== EXERCISE GOAL ==
Keep only the lines of the data below that contain "USDT", and copy them.

== ENTRIES PROVIDED ==
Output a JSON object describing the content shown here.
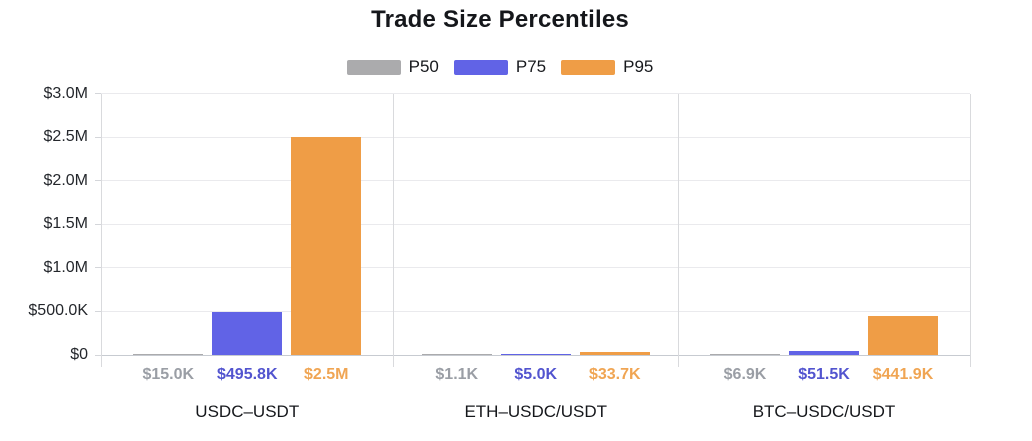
{
  "chart_data": {
    "type": "bar",
    "title": "Trade Size Percentiles",
    "categories": [
      "USDC–USDT",
      "ETH–USDC/USDT",
      "BTC–USDC/USDT"
    ],
    "series": [
      {
        "name": "P50",
        "color": "#ababad",
        "label_color": "#9a9ea5",
        "values": [
          15000,
          1100,
          6900
        ],
        "value_labels": [
          "$15.0K",
          "$1.1K",
          "$6.9K"
        ]
      },
      {
        "name": "P75",
        "color": "#6163e6",
        "label_color": "#5254cf",
        "values": [
          495800,
          5000,
          51500
        ],
        "value_labels": [
          "$495.8K",
          "$5.0K",
          "$51.5K"
        ]
      },
      {
        "name": "P95",
        "color": "#ef9d46",
        "label_color": "#f0a553",
        "values": [
          2500000,
          33700,
          441900
        ],
        "value_labels": [
          "$2.5M",
          "$33.7K",
          "$441.9K"
        ]
      }
    ],
    "y_ticks": [
      "$0",
      "$500.0K",
      "$1.0M",
      "$1.5M",
      "$2.0M",
      "$2.5M",
      "$3.0M"
    ],
    "ylim": [
      0,
      3000000
    ],
    "grid": true,
    "legend_position": "top"
  }
}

== THE REPLY ==
      "USDC–USDT",
      "ETH–USDC/USDT",
      "BTC–USDC/USDT"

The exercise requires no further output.